◆ READING PASSAGE ◆
★ ★ ★ ★ ★ ★ ★
Additional consideration must be given to ensure adequate margin for part-to-part variability in commercial MOSFETs. Sample variability in commercial power MOSFETs has limited discussion in the literature, especially for the long tails requiring large numbers of devices to evaluate. Liu et al. [10] noted misinterpretations of prior trench MOSFET test results. This paper considers the statistical handling of SEE results from a large data set for establishing a safe operating area (SOA) in the "risk avoidance" approach to MOSFET qualification for space.
A. Survey of Existing Standards and Literature
A survey of existing industry SEE test standards and test guidelines is summarized here. Sample size recommendations are often lacking or allow small quantities when given. This may be based on an expectation of consistent SEE results based on processing controls. For example, MIL-STD-750 Method 1080 specifies a minimum of 5 samples for establishing a cross-section vs. linear-energy-transfer (LET) curve but offers limited guidance for the quantity required to establish an SOA [11] . The JEDEC JESD57 SEE standard does not give a recommended sample size or a statistical methodology for evaluating acceptable variation in response [12] . The ASTM F1192 heavy-ion test guideline does not provide sample size guidance for hard errors and points to MIL-STD-750 Method 1080 for power transistor test procedures [13] . JPL Test Guidelines [3] recommend that "at least five data points should be taken such that the threshold voltage can be determined to the precision required by the mission application". The MIL-PRF-19500 slash sheet requires three of three samples pass to define the SOA. The European Space Agency test methods (ESCC No. 25100) recommend three devices as a minimum sample quantity [14] . This paper suggests that these sample sizes may be inadequate when evaluating commercial device DSEE performance.
B. Test Methods
Five device types from the International Rectifier G10.7 family of DirectFET TM MOSFETs were evaluated (see Table 1 ). This MOSFET family uses a trench structure to improve current handling capability and a flip chip, direct bonding of die pads to a printed circuit board to lower on-state 0018-9499 © 2016 IEEE. Personal use is permitted, but republication/redistribution requires IEEE permission.
See http://www.ieee.org/publications_standards/publications/rights/index.html for more information. resistance (R DS ). This line of commercial MOSFET products was not intended by the manufacturer to be used in space environments so part qualification and mitigation of space radiation effects are the responsibility of the user. All tested parts of a given device type came from a single wafer lot.
★ ★ ★ ★ ★ ★ ★
◆ STATED GOAL A ◆
Quote everything in the rows from the very first line down to the line containing "- update-dialog-version: 4.1.0: [228, 895, 398, 961]", including both of those lines.
The passage on MOSFET radiation testing and the rows that follow have no connection to each other.
★ ★ ★ ★ ★ ★ ★
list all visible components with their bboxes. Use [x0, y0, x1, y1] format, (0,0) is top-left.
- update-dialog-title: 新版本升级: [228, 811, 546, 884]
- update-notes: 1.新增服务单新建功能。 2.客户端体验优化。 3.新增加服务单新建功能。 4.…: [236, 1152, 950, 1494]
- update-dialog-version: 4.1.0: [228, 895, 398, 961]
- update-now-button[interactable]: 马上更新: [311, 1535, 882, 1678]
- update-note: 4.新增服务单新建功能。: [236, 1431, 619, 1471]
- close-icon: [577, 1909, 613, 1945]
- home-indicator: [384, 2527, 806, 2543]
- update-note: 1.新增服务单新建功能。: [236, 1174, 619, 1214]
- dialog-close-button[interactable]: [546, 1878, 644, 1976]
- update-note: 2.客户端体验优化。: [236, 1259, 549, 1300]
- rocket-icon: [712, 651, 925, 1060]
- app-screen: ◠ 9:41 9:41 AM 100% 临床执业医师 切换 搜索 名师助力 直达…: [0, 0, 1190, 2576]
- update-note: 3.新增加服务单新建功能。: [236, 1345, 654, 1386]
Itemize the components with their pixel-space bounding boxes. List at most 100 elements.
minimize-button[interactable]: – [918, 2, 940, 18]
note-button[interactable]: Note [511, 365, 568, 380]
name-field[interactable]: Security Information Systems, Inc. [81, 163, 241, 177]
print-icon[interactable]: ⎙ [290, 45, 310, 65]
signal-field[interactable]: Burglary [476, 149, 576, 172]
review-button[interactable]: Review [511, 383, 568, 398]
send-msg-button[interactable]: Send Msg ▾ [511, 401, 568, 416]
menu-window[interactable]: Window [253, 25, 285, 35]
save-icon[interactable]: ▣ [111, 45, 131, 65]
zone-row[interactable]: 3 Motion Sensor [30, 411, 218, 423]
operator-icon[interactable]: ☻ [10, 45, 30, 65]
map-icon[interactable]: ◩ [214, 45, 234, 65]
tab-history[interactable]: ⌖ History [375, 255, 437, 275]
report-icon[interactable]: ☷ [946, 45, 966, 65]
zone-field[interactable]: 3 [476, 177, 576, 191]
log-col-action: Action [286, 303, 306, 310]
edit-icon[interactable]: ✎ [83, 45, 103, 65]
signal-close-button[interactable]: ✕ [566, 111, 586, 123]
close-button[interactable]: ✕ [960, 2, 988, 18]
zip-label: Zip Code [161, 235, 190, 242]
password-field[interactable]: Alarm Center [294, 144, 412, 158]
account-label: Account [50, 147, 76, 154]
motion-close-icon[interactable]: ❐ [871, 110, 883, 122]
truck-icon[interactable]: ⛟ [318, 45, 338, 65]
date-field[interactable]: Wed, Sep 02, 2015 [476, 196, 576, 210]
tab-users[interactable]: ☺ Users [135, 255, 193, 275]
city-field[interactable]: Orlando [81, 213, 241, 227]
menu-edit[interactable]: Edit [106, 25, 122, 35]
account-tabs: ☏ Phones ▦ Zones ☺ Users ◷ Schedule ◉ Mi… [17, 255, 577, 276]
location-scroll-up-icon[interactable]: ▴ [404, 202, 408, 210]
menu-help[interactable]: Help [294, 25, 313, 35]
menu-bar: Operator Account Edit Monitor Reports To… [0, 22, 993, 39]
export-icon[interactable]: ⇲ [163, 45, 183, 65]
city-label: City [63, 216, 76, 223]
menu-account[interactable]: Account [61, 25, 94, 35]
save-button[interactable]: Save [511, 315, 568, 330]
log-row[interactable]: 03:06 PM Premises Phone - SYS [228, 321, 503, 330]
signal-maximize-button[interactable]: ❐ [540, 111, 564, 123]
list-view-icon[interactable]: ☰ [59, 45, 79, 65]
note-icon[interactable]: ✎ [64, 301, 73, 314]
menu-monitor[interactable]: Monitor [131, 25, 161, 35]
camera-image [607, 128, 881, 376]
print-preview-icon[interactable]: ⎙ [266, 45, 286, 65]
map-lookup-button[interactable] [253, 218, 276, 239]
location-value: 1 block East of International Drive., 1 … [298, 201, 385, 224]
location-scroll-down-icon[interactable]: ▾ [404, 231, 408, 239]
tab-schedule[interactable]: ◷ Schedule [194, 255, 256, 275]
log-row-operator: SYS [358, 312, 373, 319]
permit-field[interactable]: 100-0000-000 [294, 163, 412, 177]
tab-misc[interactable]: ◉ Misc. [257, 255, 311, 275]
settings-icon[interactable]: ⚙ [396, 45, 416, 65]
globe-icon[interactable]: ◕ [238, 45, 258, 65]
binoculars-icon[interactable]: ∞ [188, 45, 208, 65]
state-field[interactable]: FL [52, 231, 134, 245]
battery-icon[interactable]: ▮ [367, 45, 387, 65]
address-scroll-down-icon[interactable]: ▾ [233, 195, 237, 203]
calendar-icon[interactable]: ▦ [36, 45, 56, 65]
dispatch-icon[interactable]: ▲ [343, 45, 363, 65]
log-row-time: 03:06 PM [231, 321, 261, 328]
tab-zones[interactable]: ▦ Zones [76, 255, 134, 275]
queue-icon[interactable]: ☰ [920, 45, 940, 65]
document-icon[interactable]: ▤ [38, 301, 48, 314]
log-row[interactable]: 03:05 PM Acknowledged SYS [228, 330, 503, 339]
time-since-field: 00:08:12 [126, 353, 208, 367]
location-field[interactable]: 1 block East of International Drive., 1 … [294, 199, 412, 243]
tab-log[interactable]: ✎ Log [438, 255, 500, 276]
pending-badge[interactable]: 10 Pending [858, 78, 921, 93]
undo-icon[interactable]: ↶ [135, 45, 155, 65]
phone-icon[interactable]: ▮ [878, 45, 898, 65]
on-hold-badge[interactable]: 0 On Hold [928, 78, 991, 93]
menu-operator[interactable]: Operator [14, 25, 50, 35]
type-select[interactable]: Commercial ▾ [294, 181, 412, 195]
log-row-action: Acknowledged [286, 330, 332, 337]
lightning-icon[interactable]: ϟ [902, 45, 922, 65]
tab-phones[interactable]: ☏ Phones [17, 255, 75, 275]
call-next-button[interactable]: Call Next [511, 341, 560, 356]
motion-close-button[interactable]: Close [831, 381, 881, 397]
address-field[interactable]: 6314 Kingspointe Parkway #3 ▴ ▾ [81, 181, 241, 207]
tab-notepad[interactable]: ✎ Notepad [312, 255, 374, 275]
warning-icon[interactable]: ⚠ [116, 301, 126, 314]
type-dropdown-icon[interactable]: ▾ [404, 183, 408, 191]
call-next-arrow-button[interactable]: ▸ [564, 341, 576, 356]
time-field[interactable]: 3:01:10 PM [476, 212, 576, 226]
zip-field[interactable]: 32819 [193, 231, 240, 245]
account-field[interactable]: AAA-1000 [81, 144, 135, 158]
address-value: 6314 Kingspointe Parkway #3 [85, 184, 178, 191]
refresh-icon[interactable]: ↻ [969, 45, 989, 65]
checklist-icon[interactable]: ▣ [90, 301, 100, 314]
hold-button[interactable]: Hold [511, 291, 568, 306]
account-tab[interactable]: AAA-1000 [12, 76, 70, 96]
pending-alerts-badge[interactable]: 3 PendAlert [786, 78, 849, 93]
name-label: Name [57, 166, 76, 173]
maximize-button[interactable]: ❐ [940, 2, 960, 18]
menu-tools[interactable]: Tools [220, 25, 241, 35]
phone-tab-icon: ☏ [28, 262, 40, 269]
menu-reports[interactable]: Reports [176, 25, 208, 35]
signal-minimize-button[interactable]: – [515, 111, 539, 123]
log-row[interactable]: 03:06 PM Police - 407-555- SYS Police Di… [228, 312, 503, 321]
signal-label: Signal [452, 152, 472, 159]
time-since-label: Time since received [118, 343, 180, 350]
★ ★ ★ ★ ★ ★ ★
◆ STATED GOAL B ◆
Print everything in the passage on MOSFET radiation testing from "B. Test Methods" down to "single wafer lot.", with no changes.

◆ EXPECTED ANSWER A ◆
list all visible components with their bboxes. Use [x0, y0, x1, y1] format, (0,0) is top-left.
- update-dialog-title: 新版本升级: [228, 811, 546, 884]
- update-notes: 1.新增服务单新建功能。 2.客户端体验优化。 3.新增加服务单新建功能。 4.…: [236, 1152, 950, 1494]
- update-dialog-version: 4.1.0: [228, 895, 398, 961]

◆ EXPECTED ANSWER B ◆
B. Test Methods
Five device types from the International Rectifier G10.7 family of DirectFET TM MOSFETs were evaluated (see Table 1 ). This MOSFET family uses a trench structure to improve current handling capability and a flip chip, direct bonding of die pads to a printed circuit board to lower on-state 0018-9499 © 2016 IEEE. Personal use is permitted, but republication/redistribution requires IEEE permission.
See http://www.ieee.org/publications_standards/publications/rights/index.html for more information. resistance (R DS ). This line of commercial MOSFET products was not intended by the manufacturer to be used in space environments so part qualification and mitigation of space radiation effects are the responsibility of the user. All tested parts of a given device type came from a single wafer lot.